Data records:
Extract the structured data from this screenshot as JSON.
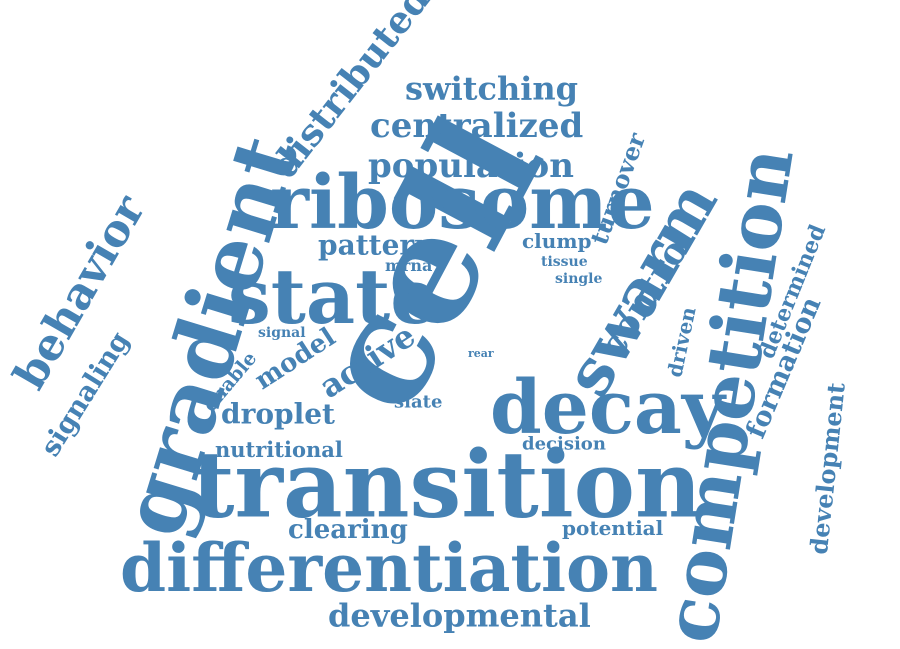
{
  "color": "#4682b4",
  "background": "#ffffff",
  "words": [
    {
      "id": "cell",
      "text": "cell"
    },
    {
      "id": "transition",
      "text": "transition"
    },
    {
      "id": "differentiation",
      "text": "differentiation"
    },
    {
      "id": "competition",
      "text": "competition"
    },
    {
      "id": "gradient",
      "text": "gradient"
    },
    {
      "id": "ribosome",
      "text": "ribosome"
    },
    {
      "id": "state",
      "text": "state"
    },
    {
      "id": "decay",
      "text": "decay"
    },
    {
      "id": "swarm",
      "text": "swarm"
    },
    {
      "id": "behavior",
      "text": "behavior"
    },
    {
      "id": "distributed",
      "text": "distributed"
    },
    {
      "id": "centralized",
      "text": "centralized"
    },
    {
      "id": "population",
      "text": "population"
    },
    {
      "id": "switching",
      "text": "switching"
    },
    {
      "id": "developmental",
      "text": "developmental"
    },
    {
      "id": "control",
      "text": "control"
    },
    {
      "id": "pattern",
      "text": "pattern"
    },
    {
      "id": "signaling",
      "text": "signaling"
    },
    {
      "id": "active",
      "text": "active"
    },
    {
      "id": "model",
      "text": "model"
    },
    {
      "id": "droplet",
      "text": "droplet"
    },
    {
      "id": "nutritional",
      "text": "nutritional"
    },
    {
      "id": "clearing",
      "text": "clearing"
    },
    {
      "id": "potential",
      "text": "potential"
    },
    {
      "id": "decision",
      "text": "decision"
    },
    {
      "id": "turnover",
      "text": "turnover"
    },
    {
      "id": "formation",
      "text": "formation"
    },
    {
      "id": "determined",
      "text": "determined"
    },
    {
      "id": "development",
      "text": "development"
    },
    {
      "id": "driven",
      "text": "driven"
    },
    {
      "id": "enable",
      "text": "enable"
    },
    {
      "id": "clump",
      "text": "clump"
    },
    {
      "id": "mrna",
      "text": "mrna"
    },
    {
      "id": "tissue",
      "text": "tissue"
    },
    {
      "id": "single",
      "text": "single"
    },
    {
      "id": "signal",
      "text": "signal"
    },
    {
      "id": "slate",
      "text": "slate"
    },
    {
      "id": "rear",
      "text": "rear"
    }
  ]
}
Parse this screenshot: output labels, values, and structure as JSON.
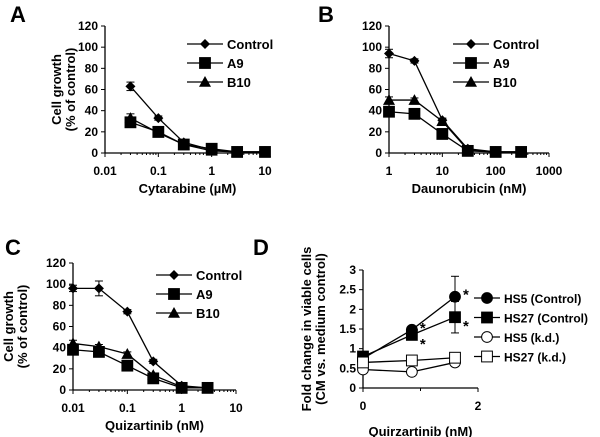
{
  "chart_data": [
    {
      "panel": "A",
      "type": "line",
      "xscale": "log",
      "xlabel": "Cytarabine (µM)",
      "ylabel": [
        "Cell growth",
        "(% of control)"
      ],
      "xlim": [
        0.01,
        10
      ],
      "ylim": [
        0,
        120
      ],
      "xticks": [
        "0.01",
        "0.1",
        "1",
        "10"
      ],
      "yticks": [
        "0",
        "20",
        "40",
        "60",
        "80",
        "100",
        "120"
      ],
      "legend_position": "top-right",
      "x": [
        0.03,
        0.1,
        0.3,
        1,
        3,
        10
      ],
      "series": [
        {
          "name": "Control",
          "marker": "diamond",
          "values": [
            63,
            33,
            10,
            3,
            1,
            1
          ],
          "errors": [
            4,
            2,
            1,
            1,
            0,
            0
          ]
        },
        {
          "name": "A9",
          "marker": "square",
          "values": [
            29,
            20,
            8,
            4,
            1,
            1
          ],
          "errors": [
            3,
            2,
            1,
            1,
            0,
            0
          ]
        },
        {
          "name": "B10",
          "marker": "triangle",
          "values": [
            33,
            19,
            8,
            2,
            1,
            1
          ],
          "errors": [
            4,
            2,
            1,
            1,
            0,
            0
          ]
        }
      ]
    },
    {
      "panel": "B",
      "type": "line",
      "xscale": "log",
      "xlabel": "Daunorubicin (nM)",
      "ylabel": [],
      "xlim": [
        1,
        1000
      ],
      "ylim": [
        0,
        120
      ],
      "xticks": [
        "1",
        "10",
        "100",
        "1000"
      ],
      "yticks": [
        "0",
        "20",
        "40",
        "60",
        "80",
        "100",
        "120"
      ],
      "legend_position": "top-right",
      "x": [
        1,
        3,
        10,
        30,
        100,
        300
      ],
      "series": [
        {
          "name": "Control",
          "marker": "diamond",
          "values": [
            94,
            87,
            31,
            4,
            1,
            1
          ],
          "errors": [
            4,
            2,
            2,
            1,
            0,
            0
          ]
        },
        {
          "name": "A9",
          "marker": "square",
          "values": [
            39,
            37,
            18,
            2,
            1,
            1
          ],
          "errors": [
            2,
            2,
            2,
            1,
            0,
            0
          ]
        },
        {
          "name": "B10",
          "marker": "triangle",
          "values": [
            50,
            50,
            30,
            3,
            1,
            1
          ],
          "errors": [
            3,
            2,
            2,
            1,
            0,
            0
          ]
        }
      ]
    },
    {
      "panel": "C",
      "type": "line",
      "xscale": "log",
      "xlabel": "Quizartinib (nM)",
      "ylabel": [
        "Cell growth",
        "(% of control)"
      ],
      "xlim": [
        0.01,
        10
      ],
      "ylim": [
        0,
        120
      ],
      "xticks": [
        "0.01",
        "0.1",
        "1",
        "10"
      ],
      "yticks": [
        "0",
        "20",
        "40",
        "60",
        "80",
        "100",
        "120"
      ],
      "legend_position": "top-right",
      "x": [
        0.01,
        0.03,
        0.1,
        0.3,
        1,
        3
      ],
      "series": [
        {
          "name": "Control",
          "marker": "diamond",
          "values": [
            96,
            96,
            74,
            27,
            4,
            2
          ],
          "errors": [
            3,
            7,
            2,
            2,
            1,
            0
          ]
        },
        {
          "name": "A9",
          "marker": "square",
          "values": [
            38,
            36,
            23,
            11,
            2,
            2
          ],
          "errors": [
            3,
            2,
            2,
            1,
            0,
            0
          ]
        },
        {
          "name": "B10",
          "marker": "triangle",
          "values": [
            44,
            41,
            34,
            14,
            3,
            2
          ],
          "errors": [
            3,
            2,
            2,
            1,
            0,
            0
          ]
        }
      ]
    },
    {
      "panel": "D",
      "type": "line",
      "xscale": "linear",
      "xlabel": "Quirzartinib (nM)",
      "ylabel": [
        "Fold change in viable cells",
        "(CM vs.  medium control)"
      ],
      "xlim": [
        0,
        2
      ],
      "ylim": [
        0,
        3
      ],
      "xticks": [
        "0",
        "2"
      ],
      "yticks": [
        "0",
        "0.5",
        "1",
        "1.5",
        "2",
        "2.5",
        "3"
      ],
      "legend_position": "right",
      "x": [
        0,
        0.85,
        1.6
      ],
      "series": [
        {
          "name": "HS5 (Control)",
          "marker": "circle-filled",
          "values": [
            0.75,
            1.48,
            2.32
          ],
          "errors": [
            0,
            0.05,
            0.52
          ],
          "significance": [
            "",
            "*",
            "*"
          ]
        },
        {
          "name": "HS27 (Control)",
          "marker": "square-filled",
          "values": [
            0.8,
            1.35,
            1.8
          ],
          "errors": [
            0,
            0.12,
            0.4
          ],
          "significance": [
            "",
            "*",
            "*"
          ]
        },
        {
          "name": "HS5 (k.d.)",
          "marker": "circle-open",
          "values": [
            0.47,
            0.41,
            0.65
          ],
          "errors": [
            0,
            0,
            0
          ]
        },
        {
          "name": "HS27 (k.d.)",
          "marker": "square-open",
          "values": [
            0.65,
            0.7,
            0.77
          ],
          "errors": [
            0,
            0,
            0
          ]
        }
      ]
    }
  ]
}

### PROBLEM DESCRIPTION
Search the records for the word "JSON" and copy out every line that holds it.

### TASK ANSWER
Extract the structured data from this screenshot as JSON.
Parse this screenshot: output labels, values, and structure as JSON.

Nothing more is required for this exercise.